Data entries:
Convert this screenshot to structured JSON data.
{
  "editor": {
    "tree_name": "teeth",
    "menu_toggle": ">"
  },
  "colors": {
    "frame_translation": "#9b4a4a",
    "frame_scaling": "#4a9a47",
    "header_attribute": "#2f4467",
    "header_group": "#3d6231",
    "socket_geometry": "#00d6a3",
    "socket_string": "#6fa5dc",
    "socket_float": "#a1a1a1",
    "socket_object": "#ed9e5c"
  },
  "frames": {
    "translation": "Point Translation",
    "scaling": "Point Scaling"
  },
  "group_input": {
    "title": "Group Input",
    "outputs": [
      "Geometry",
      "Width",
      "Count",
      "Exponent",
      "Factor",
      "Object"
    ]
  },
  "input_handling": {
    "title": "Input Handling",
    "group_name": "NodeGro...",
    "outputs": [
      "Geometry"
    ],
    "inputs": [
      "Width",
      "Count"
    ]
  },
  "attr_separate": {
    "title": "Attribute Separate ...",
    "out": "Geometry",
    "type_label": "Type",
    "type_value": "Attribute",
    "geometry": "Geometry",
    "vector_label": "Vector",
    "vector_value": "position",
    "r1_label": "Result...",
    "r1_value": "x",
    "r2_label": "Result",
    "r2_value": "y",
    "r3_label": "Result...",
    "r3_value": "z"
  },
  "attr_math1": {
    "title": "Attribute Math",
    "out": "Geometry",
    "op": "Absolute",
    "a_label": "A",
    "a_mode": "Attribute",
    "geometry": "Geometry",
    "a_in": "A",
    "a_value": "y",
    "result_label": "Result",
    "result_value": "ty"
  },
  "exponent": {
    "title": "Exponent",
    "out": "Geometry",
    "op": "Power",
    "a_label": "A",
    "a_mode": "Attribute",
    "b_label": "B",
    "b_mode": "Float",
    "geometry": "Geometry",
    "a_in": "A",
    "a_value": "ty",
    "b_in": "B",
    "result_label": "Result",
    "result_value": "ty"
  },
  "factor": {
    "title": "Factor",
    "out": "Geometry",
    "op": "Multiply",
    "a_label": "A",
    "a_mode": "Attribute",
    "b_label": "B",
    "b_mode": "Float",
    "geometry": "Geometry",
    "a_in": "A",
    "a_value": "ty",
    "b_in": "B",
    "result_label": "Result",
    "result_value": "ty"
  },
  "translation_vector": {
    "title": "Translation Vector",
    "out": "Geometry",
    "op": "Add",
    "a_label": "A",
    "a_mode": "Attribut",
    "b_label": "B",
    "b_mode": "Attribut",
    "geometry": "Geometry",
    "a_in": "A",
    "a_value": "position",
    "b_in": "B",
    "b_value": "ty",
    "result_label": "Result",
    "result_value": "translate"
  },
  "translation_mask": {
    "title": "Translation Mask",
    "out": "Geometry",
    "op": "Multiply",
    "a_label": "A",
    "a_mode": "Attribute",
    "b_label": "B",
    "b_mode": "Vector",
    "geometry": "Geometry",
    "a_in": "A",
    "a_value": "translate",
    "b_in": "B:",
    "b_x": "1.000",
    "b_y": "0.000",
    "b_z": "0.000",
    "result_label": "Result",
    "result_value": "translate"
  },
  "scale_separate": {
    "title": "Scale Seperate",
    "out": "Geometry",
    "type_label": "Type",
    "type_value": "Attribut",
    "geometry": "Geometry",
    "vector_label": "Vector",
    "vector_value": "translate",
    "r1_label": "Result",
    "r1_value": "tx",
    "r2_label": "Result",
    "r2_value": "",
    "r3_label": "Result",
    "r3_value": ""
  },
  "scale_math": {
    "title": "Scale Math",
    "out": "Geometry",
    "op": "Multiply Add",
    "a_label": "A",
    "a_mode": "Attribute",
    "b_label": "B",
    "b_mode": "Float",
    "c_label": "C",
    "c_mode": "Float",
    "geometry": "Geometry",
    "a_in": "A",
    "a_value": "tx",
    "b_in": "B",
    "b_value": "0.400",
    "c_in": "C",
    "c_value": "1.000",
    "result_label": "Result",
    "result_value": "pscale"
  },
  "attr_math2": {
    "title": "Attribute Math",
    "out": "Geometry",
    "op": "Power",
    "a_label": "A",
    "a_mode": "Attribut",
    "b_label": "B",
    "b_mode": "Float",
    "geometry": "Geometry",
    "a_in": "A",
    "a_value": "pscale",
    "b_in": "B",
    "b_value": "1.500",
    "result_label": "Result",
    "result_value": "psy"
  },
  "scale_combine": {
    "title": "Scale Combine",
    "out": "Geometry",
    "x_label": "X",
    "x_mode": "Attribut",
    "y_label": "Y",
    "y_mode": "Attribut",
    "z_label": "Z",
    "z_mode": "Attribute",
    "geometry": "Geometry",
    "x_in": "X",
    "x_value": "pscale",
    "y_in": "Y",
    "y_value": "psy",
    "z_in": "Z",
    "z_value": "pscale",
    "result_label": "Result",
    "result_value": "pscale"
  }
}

= What is asked =
Reproduce the full listing above, character for character.

= Solution to the problem =
Convert this screenshot to structured JSON data.
{
  "editor": {
    "tree_name": "teeth",
    "menu_toggle": ">"
  },
  "colors": {
    "frame_translation": "#9b4a4a",
    "frame_scaling": "#4a9a47",
    "header_attribute": "#2f4467",
    "header_group": "#3d6231",
    "socket_geometry": "#00d6a3",
    "socket_string": "#6fa5dc",
    "socket_float": "#a1a1a1",
    "socket_object": "#ed9e5c"
  },
  "frames": {
    "translation": "Point Translation",
    "scaling": "Point Scaling"
  },
  "group_input": {
    "title": "Group Input",
    "outputs": [
      "Geometry",
      "Width",
      "Count",
      "Exponent",
      "Factor",
      "Object"
    ]
  },
  "input_handling": {
    "title": "Input Handling",
    "group_name": "NodeGro...",
    "outputs": [
      "Geometry"
    ],
    "inputs": [
      "Width",
      "Count"
    ]
  },
  "attr_separate": {
    "title": "Attribute Separate ...",
    "out": "Geometry",
    "type_label": "Type",
    "type_value": "Attribute",
    "geometry": "Geometry",
    "vector_label": "Vector",
    "vector_value": "position",
    "r1_label": "Result...",
    "r1_value": "x",
    "r2_label": "Result",
    "r2_value": "y",
    "r3_label": "Result...",
    "r3_value": "z"
  },
  "attr_math1": {
    "title": "Attribute Math",
    "out": "Geometry",
    "op": "Absolute",
    "a_label": "A",
    "a_mode": "Attribute",
    "geometry": "Geometry",
    "a_in": "A",
    "a_value": "y",
    "result_label": "Result",
    "result_value": "ty"
  },
  "exponent": {
    "title": "Exponent",
    "out": "Geometry",
    "op": "Power",
    "a_label": "A",
    "a_mode": "Attribute",
    "b_label": "B",
    "b_mode": "Float",
    "geometry": "Geometry",
    "a_in": "A",
    "a_value": "ty",
    "b_in": "B",
    "result_label": "Result",
    "result_value": "ty"
  },
  "factor": {
    "title": "Factor",
    "out": "Geometry",
    "op": "Multiply",
    "a_label": "A",
    "a_mode": "Attribute",
    "b_label": "B",
    "b_mode": "Float",
    "geometry": "Geometry",
    "a_in": "A",
    "a_value": "ty",
    "b_in": "B",
    "result_label": "Result",
    "result_value": "ty"
  },
  "translation_vector": {
    "title": "Translation Vector",
    "out": "Geometry",
    "op": "Add",
    "a_label": "A",
    "a_mode": "Attribut",
    "b_label": "B",
    "b_mode": "Attribut",
    "geometry": "Geometry",
    "a_in": "A",
    "a_value": "position",
    "b_in": "B",
    "b_value": "ty",
    "result_label": "Result",
    "result_value": "translate"
  },
  "translation_mask": {
    "title": "Translation Mask",
    "out": "Geometry",
    "op": "Multiply",
    "a_label": "A",
    "a_mode": "Attribute",
    "b_label": "B",
    "b_mode": "Vector",
    "geometry": "Geometry",
    "a_in": "A",
    "a_value": "translate",
    "b_in": "B:",
    "b_x": "1.000",
    "b_y": "0.000",
    "b_z": "0.000",
    "result_label": "Result",
    "result_value": "translate"
  },
  "scale_separate": {
    "title": "Scale Seperate",
    "out": "Geometry",
    "type_label": "Type",
    "type_value": "Attribut",
    "geometry": "Geometry",
    "vector_label": "Vector",
    "vector_value": "translate",
    "r1_label": "Result",
    "r1_value": "tx",
    "r2_label": "Result",
    "r2_value": "",
    "r3_label": "Result",
    "r3_value": ""
  },
  "scale_math": {
    "title": "Scale Math",
    "out": "Geometry",
    "op": "Multiply Add",
    "a_label": "A",
    "a_mode": "Attribute",
    "b_label": "B",
    "b_mode": "Float",
    "c_label": "C",
    "c_mode": "Float",
    "geometry": "Geometry",
    "a_in": "A",
    "a_value": "tx",
    "b_in": "B",
    "b_value": "0.400",
    "c_in": "C",
    "c_value": "1.000",
    "result_label": "Result",
    "result_value": "pscale"
  },
  "attr_math2": {
    "title": "Attribute Math",
    "out": "Geometry",
    "op": "Power",
    "a_label": "A",
    "a_mode": "Attribut",
    "b_label": "B",
    "b_mode": "Float",
    "geometry": "Geometry",
    "a_in": "A",
    "a_value": "pscale",
    "b_in": "B",
    "b_value": "1.500",
    "result_label": "Result",
    "result_value": "psy"
  },
  "scale_combine": {
    "title": "Scale Combine",
    "out": "Geometry",
    "x_label": "X",
    "x_mode": "Attribut",
    "y_label": "Y",
    "y_mode": "Attribut",
    "z_label": "Z",
    "z_mode": "Attribute",
    "geometry": "Geometry",
    "x_in": "X",
    "x_value": "pscale",
    "y_in": "Y",
    "y_value": "psy",
    "z_in": "Z",
    "z_value": "pscale",
    "result_label": "Result",
    "result_value": "pscale"
  }
}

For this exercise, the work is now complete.